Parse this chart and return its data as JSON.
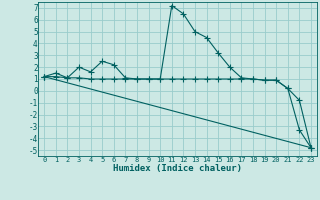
{
  "xlabel": "Humidex (Indice chaleur)",
  "bg_color": "#cce8e4",
  "grid_color": "#99cccc",
  "line_color": "#006060",
  "xlim": [
    -0.5,
    23.5
  ],
  "ylim": [
    -5.5,
    7.5
  ],
  "xticks": [
    0,
    1,
    2,
    3,
    4,
    5,
    6,
    7,
    8,
    9,
    10,
    11,
    12,
    13,
    14,
    15,
    16,
    17,
    18,
    19,
    20,
    21,
    22,
    23
  ],
  "yticks": [
    -5,
    -4,
    -3,
    -2,
    -1,
    0,
    1,
    2,
    3,
    4,
    5,
    6,
    7
  ],
  "series": [
    {
      "x": [
        0,
        1,
        2,
        3,
        4,
        5,
        6,
        7,
        8,
        9,
        10,
        11,
        12,
        13,
        14,
        15,
        16,
        17,
        18,
        19,
        20,
        21,
        22,
        23
      ],
      "y": [
        1.2,
        1.5,
        1.1,
        2.0,
        1.6,
        2.5,
        2.2,
        1.1,
        1.0,
        1.0,
        1.0,
        7.2,
        6.5,
        5.0,
        4.5,
        3.2,
        2.0,
        1.1,
        1.0,
        0.9,
        0.9,
        0.2,
        -3.3,
        -4.8
      ]
    },
    {
      "x": [
        0,
        1,
        2,
        3,
        4,
        5,
        6,
        7,
        8,
        9,
        10,
        11,
        12,
        13,
        14,
        15,
        16,
        17,
        18,
        19,
        20,
        21,
        22,
        23
      ],
      "y": [
        1.2,
        1.2,
        1.1,
        1.1,
        1.0,
        1.0,
        1.0,
        1.0,
        1.0,
        1.0,
        1.0,
        1.0,
        1.0,
        1.0,
        1.0,
        1.0,
        1.0,
        1.0,
        1.0,
        0.9,
        0.9,
        0.2,
        -0.8,
        -4.8
      ]
    },
    {
      "x": [
        0,
        23
      ],
      "y": [
        1.2,
        -4.8
      ]
    }
  ]
}
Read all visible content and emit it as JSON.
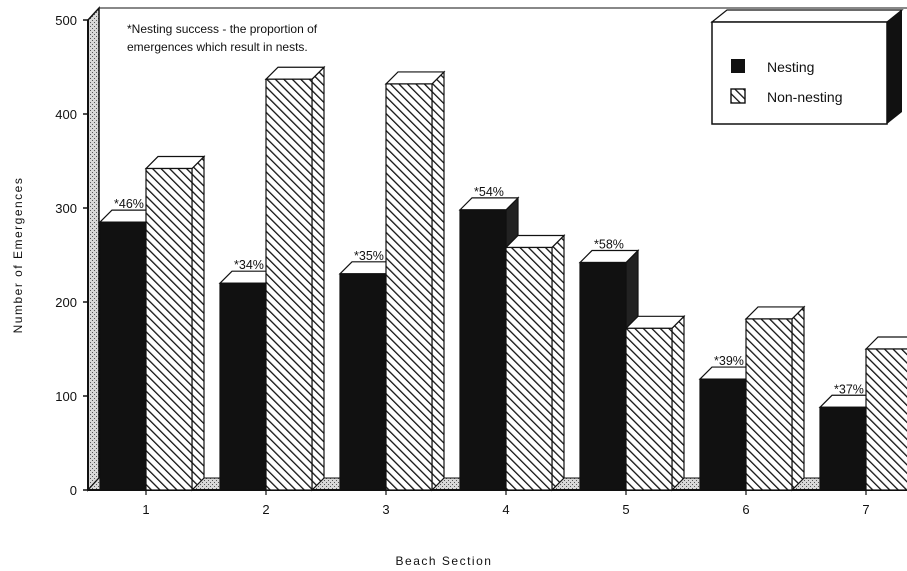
{
  "chart_data": {
    "type": "bar",
    "title": "",
    "xlabel": "Beach Section",
    "ylabel": "Number of Emergences",
    "categories": [
      "1",
      "2",
      "3",
      "4",
      "5",
      "6",
      "7"
    ],
    "ylim": [
      0,
      500
    ],
    "yticks": [
      "0",
      "100",
      "200",
      "300",
      "400",
      "500"
    ],
    "series": [
      {
        "name": "Nesting",
        "values": [
          285,
          220,
          230,
          298,
          242,
          118,
          88
        ],
        "fill": "solid-black"
      },
      {
        "name": "Non-nesting",
        "values": [
          342,
          437,
          432,
          258,
          172,
          182,
          150
        ],
        "fill": "diagonal-hatch"
      }
    ],
    "data_labels": [
      "*46%",
      "*34%",
      "*35%",
      "*54%",
      "*58%",
      "*39%",
      "*37%"
    ],
    "annotation": {
      "line1": "*Nesting success - the proportion of",
      "line2": "emergences which result in nests."
    },
    "legend": {
      "placement": "top-right",
      "entries": [
        "Nesting",
        "Non-nesting"
      ]
    },
    "style": "3d-bars",
    "grid": false
  }
}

§ **WHAT YOU HAVE TO DO**
Tally the lines of the records holding the word "xlabel", then give only the resulting number.

§ **SOLUTION TO THIS PROBLEM**
2